■ Supplied records:
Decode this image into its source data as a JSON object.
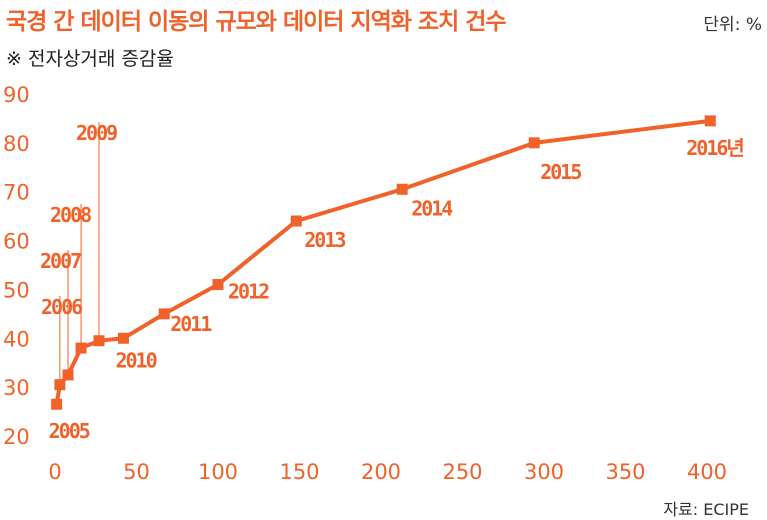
{
  "header": {
    "title": "국경 간 데이터 이동의 규모와 데이터 지역화 조치 건수",
    "unit": "단위: %",
    "subtitle": "※ 전자상거래 증감율"
  },
  "footer": {
    "source": "자료: ECIPE"
  },
  "colors": {
    "accent": "#f0622a"
  },
  "chart_data": {
    "type": "line",
    "title": "국경 간 데이터 이동의 규모와 데이터 지역화 조치 건수",
    "subtitle": "※ 전자상거래 증감율",
    "xlabel": "",
    "ylabel": "",
    "xlim": [
      0,
      400
    ],
    "ylim": [
      20,
      90
    ],
    "x_ticks": [
      0,
      50,
      100,
      150,
      200,
      250,
      300,
      350,
      400
    ],
    "y_ticks": [
      20,
      30,
      40,
      50,
      60,
      70,
      80,
      90
    ],
    "grid": false,
    "legend": "none",
    "series": [
      {
        "points": [
          {
            "x": 1,
            "y": 26.5,
            "label": "2005"
          },
          {
            "x": 3,
            "y": 30.5,
            "label": "2006"
          },
          {
            "x": 8,
            "y": 32.5,
            "label": "2007"
          },
          {
            "x": 16,
            "y": 38,
            "label": "2008"
          },
          {
            "x": 27,
            "y": 39.5,
            "label": "2009"
          },
          {
            "x": 42,
            "y": 40,
            "label": "2010"
          },
          {
            "x": 67,
            "y": 45,
            "label": "2011"
          },
          {
            "x": 100,
            "y": 51,
            "label": "2012"
          },
          {
            "x": 148,
            "y": 64,
            "label": "2013"
          },
          {
            "x": 213,
            "y": 70.5,
            "label": "2014"
          },
          {
            "x": 294,
            "y": 80,
            "label": "2015"
          },
          {
            "x": 402,
            "y": 84.5,
            "label": "2016년"
          }
        ]
      }
    ]
  }
}
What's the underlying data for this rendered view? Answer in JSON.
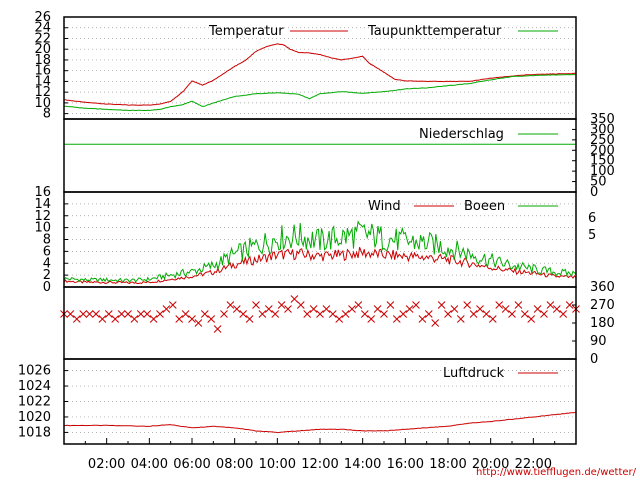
{
  "chart_data": [
    {
      "type": "line",
      "panel": "temperature",
      "legend_placement": "top-right",
      "grid": true,
      "ylim": [
        7,
        26
      ],
      "y_ticks": [
        "26",
        "24",
        "22",
        "20",
        "18",
        "16",
        "14",
        "12",
        "10",
        "8"
      ],
      "series": [
        {
          "name": "Temperatur",
          "color": "#cc0000",
          "x": [
            0,
            1,
            2,
            3,
            4,
            4.5,
            5,
            5.3,
            5.6,
            6,
            6.5,
            7,
            7.5,
            8,
            8.5,
            9,
            9.5,
            10,
            10.3,
            10.6,
            11,
            11.5,
            12,
            12.5,
            13,
            13.5,
            14,
            14.3,
            14.6,
            15,
            15.5,
            16,
            17,
            18,
            19,
            20,
            21,
            22,
            23,
            24
          ],
          "y": [
            10.6,
            10.1,
            9.8,
            9.6,
            9.6,
            9.8,
            10.3,
            11.2,
            12.2,
            14.1,
            13.3,
            14.2,
            15.5,
            16.8,
            17.9,
            19.6,
            20.5,
            21.0,
            20.8,
            20.0,
            19.4,
            19.3,
            19.0,
            18.4,
            18.0,
            18.3,
            18.7,
            17.4,
            16.7,
            15.7,
            14.4,
            14.1,
            14.0,
            14.0,
            14.0,
            14.6,
            15.0,
            15.3,
            15.4,
            15.5
          ]
        },
        {
          "name": "Taupunkttemperatur",
          "color": "#00aa00",
          "x": [
            0,
            1,
            2,
            3,
            4,
            4.5,
            5,
            5.5,
            6,
            6.5,
            7,
            8,
            9,
            10,
            11,
            11.5,
            12,
            13,
            14,
            15,
            16,
            17,
            18,
            19,
            20,
            21,
            22,
            23,
            24
          ],
          "y": [
            9.4,
            9.0,
            8.8,
            8.6,
            8.6,
            8.8,
            9.3,
            9.6,
            10.3,
            9.3,
            10.0,
            11.2,
            11.7,
            11.9,
            11.6,
            10.8,
            11.7,
            12.1,
            11.8,
            12.1,
            12.6,
            12.8,
            13.2,
            13.6,
            14.3,
            14.9,
            15.1,
            15.2,
            15.3
          ]
        }
      ]
    },
    {
      "type": "line",
      "panel": "precipitation",
      "legend_placement": "top-right",
      "ylim": [
        0,
        350
      ],
      "y_ticks": [
        "350",
        "300",
        "250",
        "200",
        "150",
        "100",
        "50",
        "0"
      ],
      "series": [
        {
          "name": "Niederschlag",
          "color": "#00aa00",
          "x": [
            0,
            24
          ],
          "y": [
            228.6,
            228.6
          ]
        }
      ]
    },
    {
      "type": "line",
      "panel": "wind",
      "legend_placement": "top-right",
      "grid": true,
      "ylim": [
        0,
        16
      ],
      "y_ticks": [
        "16",
        "14",
        "12",
        "10",
        "8",
        "6",
        "4",
        "2",
        "0"
      ],
      "right_ticks": [
        "6",
        "5"
      ],
      "series": [
        {
          "name": "Wind",
          "color": "#cc0000",
          "x": [
            0,
            1,
            2,
            3,
            4,
            5,
            6,
            7,
            8,
            9,
            10,
            11,
            12,
            13,
            14,
            15,
            16,
            17,
            18,
            19,
            20,
            21,
            22,
            23,
            24
          ],
          "y": [
            1.0,
            0.8,
            0.8,
            0.7,
            0.8,
            1.3,
            1.8,
            2.5,
            3.8,
            4.6,
            5.4,
            5.6,
            5.2,
            5.4,
            5.8,
            5.4,
            5.2,
            5.0,
            4.6,
            4.0,
            3.3,
            2.7,
            2.3,
            1.8,
            1.6
          ]
        },
        {
          "name": "Boeen",
          "color": "#00aa00",
          "x": [
            0,
            1,
            2,
            3,
            4,
            5,
            6,
            7,
            8,
            9,
            10,
            11,
            12,
            13,
            14,
            15,
            16,
            17,
            18,
            19,
            20,
            21,
            22,
            23,
            24
          ],
          "y": [
            1.4,
            1.2,
            1.2,
            1.1,
            1.3,
            2.0,
            2.6,
            3.6,
            5.5,
            6.9,
            8.2,
            8.6,
            7.8,
            8.4,
            9.0,
            8.2,
            7.7,
            7.4,
            6.6,
            5.6,
            4.5,
            3.6,
            3.0,
            2.5,
            2.2
          ]
        }
      ]
    },
    {
      "type": "scatter",
      "panel": "wind-direction",
      "ylim": [
        0,
        360
      ],
      "y_ticks": [
        "360",
        "270",
        "180",
        "90",
        "0"
      ],
      "series": [
        {
          "color": "#cc0000",
          "x": [
            0,
            0.3,
            0.6,
            0.9,
            1.2,
            1.5,
            1.8,
            2.1,
            2.4,
            2.7,
            3,
            3.3,
            3.6,
            3.9,
            4.2,
            4.5,
            4.8,
            5.1,
            5.4,
            5.7,
            6,
            6.3,
            6.6,
            6.9,
            7.2,
            7.5,
            7.8,
            8.1,
            8.4,
            8.7,
            9,
            9.3,
            9.6,
            9.9,
            10.2,
            10.5,
            10.8,
            11.1,
            11.4,
            11.7,
            12,
            12.3,
            12.6,
            12.9,
            13.2,
            13.5,
            13.8,
            14.1,
            14.4,
            14.7,
            15,
            15.3,
            15.6,
            15.9,
            16.2,
            16.5,
            16.8,
            17.1,
            17.4,
            17.7,
            18,
            18.3,
            18.6,
            18.9,
            19.2,
            19.5,
            19.8,
            20.1,
            20.4,
            20.7,
            21,
            21.3,
            21.6,
            21.9,
            22.2,
            22.5,
            22.8,
            23.1,
            23.4,
            23.7,
            24
          ],
          "y": [
            225,
            225,
            200,
            225,
            225,
            225,
            200,
            225,
            200,
            225,
            225,
            200,
            225,
            225,
            200,
            225,
            250,
            270,
            200,
            225,
            200,
            180,
            225,
            200,
            150,
            225,
            270,
            250,
            225,
            200,
            270,
            225,
            250,
            225,
            270,
            250,
            300,
            270,
            225,
            250,
            225,
            250,
            225,
            200,
            225,
            250,
            270,
            225,
            200,
            250,
            225,
            270,
            200,
            225,
            250,
            270,
            200,
            225,
            180,
            270,
            225,
            250,
            200,
            270,
            225,
            250,
            225,
            200,
            270,
            250,
            225,
            270,
            225,
            200,
            250,
            225,
            270,
            250,
            225,
            270,
            250
          ]
        }
      ]
    },
    {
      "type": "line",
      "panel": "pressure",
      "legend_placement": "top-right",
      "grid": true,
      "ylim": [
        1016.5,
        1027.5
      ],
      "y_ticks": [
        "1026",
        "1024",
        "1022",
        "1020",
        "1018"
      ],
      "series": [
        {
          "name": "Luftdruck",
          "color": "#cc0000",
          "x": [
            0,
            2,
            4,
            5,
            6,
            7,
            8,
            9,
            10,
            11,
            12,
            13,
            14,
            15,
            16,
            17,
            18,
            19,
            20,
            21,
            22,
            23,
            24
          ],
          "y": [
            1018.9,
            1018.9,
            1018.8,
            1019.0,
            1018.6,
            1018.8,
            1018.6,
            1018.2,
            1018.0,
            1018.2,
            1018.4,
            1018.4,
            1018.2,
            1018.2,
            1018.4,
            1018.6,
            1018.8,
            1019.2,
            1019.4,
            1019.7,
            1020.0,
            1020.3,
            1020.6
          ]
        }
      ]
    }
  ],
  "x_axis_labels": [
    "02:00",
    "04:00",
    "06:00",
    "08:00",
    "10:00",
    "12:00",
    "14:00",
    "16:00",
    "18:00",
    "20:00",
    "22:00"
  ],
  "x_hours": [
    2,
    4,
    6,
    8,
    10,
    12,
    14,
    16,
    18,
    20,
    22
  ],
  "source_url": "http://www.tiefflugen.de/wetter/"
}
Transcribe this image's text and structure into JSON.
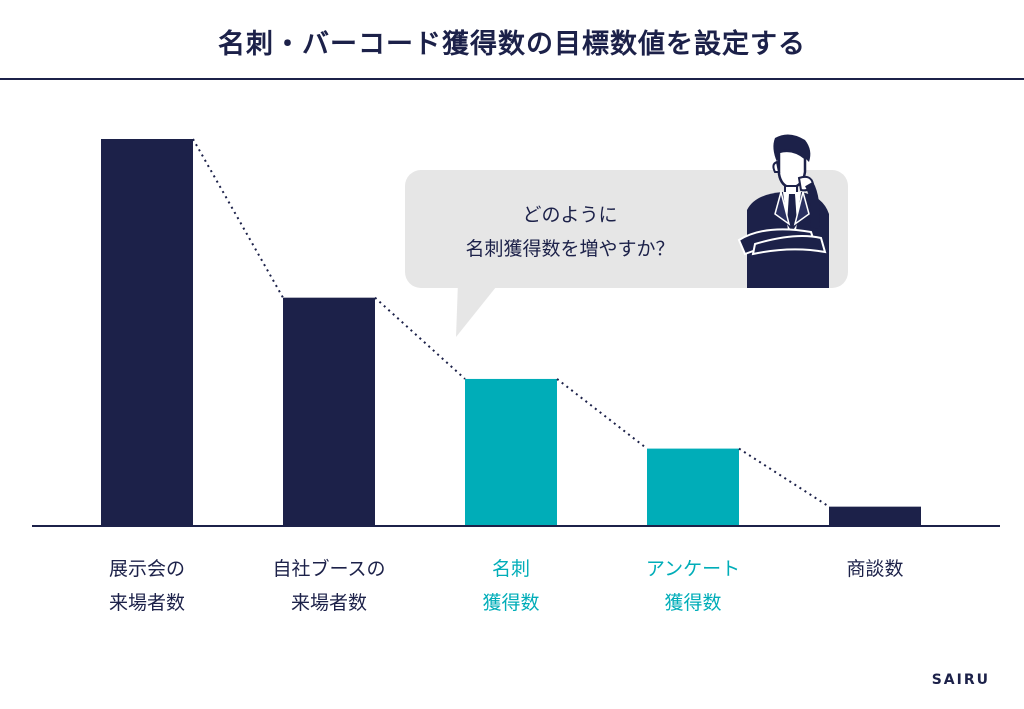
{
  "title": "名刺・バーコード獲得数の目標数値を設定する",
  "brand": "SAIRU",
  "callout": {
    "text": "どのように\n名刺獲得数を増やすか？"
  },
  "colors": {
    "navy": "#1c2149",
    "teal": "#00adb8",
    "bubble": "#e6e6e6"
  },
  "chart_data": {
    "type": "bar",
    "title": "名刺・バーコード獲得数の目標数値を設定する",
    "categories": [
      "展示会の\n来場者数",
      "自社ブースの\n来場者数",
      "名刺\n獲得数",
      "アンケート\n獲得数",
      "商談数"
    ],
    "values": [
      100,
      59,
      38,
      20,
      5
    ],
    "highlighted": [
      false,
      false,
      true,
      true,
      false
    ],
    "ylim": [
      0,
      100
    ],
    "xlabel": "",
    "ylabel": "",
    "grid": false,
    "trend_line": "dotted"
  }
}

■ What to produce:
In the listing above, find each line with the word "text" and copy it.

■ Correct output:
Transcribe this image's text and structure into JSON.
    "text": "どのように\n名刺獲得数を増やすか？"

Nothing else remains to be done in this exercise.